_PROBLEM DETAILS_
Whenever a line contains the string "subtitle", copy it out of the entries.

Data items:
==========

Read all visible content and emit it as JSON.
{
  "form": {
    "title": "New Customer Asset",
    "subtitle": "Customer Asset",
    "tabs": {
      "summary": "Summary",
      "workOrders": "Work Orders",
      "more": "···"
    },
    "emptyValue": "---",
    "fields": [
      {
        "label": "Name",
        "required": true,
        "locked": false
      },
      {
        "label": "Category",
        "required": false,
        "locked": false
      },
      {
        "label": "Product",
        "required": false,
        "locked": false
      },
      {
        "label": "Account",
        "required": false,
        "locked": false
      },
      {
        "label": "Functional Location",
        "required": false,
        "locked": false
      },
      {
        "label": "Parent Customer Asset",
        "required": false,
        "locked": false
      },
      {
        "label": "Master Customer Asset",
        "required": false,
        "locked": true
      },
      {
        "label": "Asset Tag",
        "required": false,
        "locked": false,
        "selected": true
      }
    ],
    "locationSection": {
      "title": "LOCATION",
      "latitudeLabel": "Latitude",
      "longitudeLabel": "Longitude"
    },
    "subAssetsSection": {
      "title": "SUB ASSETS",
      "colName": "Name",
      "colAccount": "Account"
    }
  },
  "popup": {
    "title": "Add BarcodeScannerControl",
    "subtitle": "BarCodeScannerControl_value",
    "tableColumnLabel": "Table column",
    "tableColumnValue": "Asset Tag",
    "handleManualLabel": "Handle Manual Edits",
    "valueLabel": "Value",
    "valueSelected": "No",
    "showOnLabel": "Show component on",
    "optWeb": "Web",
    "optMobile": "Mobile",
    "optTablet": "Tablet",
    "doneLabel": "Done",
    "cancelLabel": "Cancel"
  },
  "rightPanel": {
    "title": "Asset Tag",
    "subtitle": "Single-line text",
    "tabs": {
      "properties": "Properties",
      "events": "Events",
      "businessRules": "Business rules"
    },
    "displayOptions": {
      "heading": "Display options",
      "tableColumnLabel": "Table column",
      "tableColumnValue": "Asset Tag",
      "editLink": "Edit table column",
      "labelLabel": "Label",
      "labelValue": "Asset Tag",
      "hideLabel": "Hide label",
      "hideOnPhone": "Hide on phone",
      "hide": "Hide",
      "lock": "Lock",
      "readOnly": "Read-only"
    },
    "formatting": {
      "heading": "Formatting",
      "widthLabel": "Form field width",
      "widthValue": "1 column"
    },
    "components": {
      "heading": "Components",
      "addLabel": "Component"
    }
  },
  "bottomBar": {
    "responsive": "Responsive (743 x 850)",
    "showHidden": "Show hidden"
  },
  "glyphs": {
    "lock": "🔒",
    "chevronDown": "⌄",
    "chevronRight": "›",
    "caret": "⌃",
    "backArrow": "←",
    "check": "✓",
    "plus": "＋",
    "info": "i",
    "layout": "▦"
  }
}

==========

_RIGHT ANSWER_
    "subtitle": "Customer Asset",
    "subtitle": "BarCodeScannerControl_value",
    "subtitle": "Single-line text",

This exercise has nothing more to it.